Dataset rows about figures
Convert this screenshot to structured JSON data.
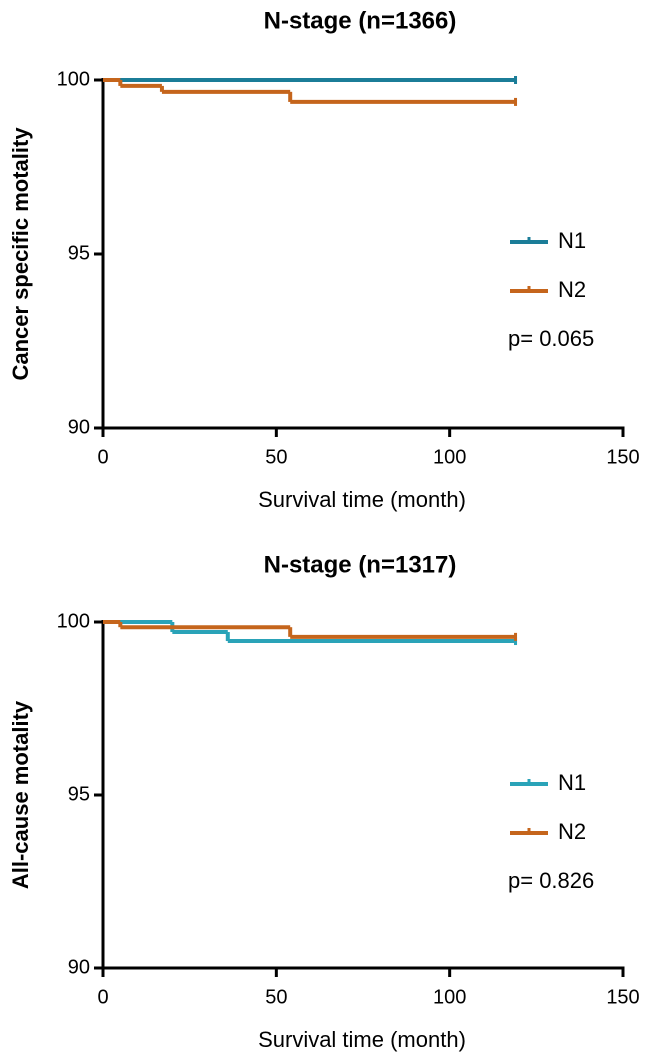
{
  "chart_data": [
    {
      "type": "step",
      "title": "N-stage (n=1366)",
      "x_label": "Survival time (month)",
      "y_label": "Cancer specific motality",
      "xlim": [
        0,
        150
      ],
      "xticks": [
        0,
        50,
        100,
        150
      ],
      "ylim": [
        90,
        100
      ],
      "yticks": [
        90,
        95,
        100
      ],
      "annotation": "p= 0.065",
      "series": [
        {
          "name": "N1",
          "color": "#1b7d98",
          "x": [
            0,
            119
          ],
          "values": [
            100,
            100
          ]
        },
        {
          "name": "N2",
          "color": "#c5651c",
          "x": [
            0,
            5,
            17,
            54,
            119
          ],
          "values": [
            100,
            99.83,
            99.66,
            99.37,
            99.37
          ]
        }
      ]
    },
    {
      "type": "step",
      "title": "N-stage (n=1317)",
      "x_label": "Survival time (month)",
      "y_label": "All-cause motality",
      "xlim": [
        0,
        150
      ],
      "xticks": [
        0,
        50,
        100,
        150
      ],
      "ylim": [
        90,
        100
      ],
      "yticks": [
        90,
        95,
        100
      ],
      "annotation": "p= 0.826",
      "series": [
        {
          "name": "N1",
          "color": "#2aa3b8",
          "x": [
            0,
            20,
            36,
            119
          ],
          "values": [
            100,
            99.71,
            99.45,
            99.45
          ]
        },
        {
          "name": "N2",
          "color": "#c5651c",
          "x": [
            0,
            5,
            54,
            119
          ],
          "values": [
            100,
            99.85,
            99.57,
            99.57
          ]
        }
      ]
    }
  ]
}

--

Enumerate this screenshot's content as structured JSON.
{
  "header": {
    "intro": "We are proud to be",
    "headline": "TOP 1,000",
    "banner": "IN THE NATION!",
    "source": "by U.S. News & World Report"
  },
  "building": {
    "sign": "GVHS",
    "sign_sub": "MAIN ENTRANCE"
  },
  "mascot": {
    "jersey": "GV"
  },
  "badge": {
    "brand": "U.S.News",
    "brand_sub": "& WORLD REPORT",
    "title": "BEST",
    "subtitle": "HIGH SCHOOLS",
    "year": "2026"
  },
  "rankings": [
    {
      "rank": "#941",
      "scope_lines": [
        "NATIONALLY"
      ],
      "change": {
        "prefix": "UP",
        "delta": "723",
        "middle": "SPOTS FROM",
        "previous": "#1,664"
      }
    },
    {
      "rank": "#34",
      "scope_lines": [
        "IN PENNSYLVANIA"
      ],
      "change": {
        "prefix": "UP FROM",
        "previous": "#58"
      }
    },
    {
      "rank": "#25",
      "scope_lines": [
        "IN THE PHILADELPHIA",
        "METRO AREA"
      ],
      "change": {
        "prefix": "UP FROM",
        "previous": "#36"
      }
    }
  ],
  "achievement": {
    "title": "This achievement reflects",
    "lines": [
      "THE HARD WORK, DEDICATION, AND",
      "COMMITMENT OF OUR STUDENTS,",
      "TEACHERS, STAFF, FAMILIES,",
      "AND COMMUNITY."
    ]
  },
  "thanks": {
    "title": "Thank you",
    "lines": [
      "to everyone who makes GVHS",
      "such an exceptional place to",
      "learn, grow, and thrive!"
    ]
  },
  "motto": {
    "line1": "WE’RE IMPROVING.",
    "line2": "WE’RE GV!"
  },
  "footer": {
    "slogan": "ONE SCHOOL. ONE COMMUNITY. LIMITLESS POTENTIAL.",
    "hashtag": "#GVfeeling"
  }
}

**What you will do:** Pick out each line containing "annotation" and report it.

**Correct output:**
      "annotation": "p= 0.065",
      "annotation": "p= 0.826",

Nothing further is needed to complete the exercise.